==== Data provided

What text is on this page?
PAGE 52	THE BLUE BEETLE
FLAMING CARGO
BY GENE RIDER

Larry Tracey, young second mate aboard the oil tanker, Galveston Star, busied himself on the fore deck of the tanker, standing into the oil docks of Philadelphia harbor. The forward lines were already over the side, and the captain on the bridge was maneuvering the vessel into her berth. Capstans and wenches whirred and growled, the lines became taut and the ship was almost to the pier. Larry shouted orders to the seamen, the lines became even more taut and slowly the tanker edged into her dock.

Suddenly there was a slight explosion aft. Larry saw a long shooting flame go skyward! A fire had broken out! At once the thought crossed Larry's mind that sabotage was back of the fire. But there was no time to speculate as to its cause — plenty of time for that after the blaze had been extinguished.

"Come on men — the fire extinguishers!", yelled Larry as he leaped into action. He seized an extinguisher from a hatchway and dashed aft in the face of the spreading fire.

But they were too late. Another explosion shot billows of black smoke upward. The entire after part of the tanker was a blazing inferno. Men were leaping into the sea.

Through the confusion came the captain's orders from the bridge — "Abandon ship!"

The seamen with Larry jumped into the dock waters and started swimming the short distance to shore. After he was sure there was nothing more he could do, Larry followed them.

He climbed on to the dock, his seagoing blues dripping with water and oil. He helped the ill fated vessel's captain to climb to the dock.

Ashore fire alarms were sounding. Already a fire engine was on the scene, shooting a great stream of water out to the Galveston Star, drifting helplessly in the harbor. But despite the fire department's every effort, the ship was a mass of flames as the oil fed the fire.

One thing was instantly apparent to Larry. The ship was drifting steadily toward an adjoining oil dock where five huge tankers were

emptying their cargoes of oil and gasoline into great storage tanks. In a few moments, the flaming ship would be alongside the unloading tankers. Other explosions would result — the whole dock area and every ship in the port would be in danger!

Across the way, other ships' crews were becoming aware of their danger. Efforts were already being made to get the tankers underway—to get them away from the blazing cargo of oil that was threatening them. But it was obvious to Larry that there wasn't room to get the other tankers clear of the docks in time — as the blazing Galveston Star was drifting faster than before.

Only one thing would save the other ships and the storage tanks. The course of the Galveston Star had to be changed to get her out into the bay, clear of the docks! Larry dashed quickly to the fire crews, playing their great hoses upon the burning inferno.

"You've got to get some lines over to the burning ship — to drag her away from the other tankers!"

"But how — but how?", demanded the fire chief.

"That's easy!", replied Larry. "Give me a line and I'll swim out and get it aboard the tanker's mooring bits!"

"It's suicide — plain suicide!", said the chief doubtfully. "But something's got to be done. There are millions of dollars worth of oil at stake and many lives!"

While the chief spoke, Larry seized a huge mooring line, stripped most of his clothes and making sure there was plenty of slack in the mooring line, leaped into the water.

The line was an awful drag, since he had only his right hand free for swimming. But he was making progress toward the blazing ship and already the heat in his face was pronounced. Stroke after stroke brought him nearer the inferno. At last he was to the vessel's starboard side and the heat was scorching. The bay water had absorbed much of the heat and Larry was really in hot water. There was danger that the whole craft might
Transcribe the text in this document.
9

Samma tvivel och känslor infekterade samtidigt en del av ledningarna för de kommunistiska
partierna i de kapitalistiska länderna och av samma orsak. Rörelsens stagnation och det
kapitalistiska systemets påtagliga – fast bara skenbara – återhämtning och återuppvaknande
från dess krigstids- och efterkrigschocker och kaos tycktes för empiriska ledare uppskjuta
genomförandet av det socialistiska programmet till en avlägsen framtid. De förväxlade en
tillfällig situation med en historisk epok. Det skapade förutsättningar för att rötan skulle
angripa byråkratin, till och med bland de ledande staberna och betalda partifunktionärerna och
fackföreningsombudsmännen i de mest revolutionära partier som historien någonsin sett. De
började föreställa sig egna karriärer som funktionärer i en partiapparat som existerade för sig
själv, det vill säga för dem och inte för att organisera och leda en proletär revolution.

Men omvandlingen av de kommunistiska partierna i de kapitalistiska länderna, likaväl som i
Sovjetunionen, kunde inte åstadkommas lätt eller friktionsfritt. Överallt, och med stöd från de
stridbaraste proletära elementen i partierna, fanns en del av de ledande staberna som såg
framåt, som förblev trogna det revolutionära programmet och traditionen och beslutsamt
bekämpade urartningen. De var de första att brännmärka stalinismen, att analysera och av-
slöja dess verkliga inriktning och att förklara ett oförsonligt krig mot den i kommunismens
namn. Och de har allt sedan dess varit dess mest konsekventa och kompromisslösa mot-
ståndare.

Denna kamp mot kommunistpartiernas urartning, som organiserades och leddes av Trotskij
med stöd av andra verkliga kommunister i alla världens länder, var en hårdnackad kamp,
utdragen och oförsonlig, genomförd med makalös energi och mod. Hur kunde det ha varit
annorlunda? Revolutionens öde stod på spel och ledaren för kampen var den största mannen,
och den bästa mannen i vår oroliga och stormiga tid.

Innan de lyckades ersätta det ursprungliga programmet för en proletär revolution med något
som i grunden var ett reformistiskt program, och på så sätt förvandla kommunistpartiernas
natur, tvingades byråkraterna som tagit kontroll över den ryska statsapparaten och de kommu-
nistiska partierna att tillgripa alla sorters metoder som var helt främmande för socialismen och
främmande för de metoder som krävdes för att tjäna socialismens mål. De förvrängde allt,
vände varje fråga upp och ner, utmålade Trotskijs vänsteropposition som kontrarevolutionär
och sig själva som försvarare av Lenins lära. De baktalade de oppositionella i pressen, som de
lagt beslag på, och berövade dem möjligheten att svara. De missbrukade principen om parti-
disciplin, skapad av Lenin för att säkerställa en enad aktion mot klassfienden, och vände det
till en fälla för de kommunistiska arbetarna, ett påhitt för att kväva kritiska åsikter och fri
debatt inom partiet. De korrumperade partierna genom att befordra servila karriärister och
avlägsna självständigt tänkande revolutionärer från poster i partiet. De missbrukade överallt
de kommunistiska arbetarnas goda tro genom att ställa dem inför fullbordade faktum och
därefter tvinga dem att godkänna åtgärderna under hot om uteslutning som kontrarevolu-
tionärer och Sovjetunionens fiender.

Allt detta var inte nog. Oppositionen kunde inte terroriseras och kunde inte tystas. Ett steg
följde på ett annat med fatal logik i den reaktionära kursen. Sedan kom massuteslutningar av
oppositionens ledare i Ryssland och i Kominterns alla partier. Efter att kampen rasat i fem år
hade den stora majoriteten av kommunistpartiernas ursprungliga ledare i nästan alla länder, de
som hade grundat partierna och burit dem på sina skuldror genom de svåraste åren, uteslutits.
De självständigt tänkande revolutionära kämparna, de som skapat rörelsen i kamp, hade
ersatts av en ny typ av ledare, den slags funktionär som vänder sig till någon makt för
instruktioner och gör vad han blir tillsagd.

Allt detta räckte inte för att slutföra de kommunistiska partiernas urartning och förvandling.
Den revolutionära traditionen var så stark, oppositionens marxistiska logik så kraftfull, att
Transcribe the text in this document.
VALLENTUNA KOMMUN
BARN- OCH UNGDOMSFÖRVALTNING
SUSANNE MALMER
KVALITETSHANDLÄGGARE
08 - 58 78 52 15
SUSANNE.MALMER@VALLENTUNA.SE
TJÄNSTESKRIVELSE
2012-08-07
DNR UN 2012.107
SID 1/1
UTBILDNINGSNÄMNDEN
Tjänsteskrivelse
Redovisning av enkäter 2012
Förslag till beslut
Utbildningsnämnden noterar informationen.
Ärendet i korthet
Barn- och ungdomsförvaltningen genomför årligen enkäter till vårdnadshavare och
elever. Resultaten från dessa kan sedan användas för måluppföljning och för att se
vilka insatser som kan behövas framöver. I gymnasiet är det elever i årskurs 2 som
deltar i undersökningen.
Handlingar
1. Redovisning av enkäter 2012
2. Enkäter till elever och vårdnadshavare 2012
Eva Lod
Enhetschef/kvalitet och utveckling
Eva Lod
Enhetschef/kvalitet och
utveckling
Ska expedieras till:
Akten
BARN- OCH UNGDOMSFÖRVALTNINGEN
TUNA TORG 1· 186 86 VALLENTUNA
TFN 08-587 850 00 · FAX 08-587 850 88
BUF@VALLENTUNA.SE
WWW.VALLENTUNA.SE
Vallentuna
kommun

========

§ Problem details: Look through the entries and find each line that has the string "MALMER". Copy those lines.

§ Output of the task:
SUSANNE MALMER
SUSANNE.MALMER@VALLENTUNA.SE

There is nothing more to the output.